Figure content listings
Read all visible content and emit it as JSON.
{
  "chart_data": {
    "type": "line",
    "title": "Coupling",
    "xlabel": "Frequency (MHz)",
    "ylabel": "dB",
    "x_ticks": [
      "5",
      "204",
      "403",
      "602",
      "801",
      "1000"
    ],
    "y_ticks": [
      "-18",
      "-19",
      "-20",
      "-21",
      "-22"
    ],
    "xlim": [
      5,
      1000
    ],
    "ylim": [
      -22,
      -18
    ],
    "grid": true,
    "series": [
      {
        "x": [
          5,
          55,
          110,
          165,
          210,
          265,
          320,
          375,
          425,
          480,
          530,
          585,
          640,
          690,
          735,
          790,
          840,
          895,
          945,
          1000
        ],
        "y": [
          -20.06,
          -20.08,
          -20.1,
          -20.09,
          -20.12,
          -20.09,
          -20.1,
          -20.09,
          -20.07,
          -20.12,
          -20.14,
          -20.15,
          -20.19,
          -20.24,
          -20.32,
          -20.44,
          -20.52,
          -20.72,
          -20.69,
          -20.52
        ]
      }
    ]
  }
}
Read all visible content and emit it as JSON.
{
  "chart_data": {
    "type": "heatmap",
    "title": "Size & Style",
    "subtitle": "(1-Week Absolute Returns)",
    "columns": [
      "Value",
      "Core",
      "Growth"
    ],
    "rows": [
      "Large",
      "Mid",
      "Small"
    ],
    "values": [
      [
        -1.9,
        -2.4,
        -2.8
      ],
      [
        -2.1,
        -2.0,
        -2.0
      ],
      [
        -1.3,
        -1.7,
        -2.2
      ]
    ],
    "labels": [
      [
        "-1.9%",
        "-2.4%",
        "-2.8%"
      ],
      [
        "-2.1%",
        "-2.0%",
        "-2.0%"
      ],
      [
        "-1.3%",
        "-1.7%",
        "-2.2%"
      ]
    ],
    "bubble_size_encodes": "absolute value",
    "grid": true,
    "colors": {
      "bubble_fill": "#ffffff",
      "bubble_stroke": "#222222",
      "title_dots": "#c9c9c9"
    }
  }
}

● **Prompt**
Your task is to print all of the records exactly.

● **Solution**
Read all visible content and emit it as JSON.
{
  "chart_data": {
    "type": "line",
    "title": "Coupling",
    "xlabel": "Frequency (MHz)",
    "ylabel": "dB",
    "x_ticks": [
      "5",
      "204",
      "403",
      "602",
      "801",
      "1000"
    ],
    "y_ticks": [
      "-18",
      "-19",
      "-20",
      "-21",
      "-22"
    ],
    "xlim": [
      5,
      1000
    ],
    "ylim": [
      -22,
      -18
    ],
    "grid": true,
    "series": [
      {
        "x": [
          5,
          55,
          110,
          165,
          210,
          265,
          320,
          375,
          425,
          480,
          530,
          585,
          640,
          690,
          735,
          790,
          840,
          895,
          945,
          1000
        ],
        "y": [
          -20.06,
          -20.08,
          -20.1,
          -20.09,
          -20.12,
          -20.09,
          -20.1,
          -20.09,
          -20.07,
          -20.12,
          -20.14,
          -20.15,
          -20.19,
          -20.24,
          -20.32,
          -20.44,
          -20.52,
          -20.72,
          -20.69,
          -20.52
        ]
      }
    ]
  }
}
Read all visible content and emit it as JSON.
{
  "chart_data": {
    "type": "heatmap",
    "title": "Size & Style",
    "subtitle": "(1-Week Absolute Returns)",
    "columns": [
      "Value",
      "Core",
      "Growth"
    ],
    "rows": [
      "Large",
      "Mid",
      "Small"
    ],
    "values": [
      [
        -1.9,
        -2.4,
        -2.8
      ],
      [
        -2.1,
        -2.0,
        -2.0
      ],
      [
        -1.3,
        -1.7,
        -2.2
      ]
    ],
    "labels": [
      [
        "-1.9%",
        "-2.4%",
        "-2.8%"
      ],
      [
        "-2.1%",
        "-2.0%",
        "-2.0%"
      ],
      [
        "-1.3%",
        "-1.7%",
        "-2.2%"
      ]
    ],
    "bubble_size_encodes": "absolute value",
    "grid": true,
    "colors": {
      "bubble_fill": "#ffffff",
      "bubble_stroke": "#222222",
      "title_dots": "#c9c9c9"
    }
  }
}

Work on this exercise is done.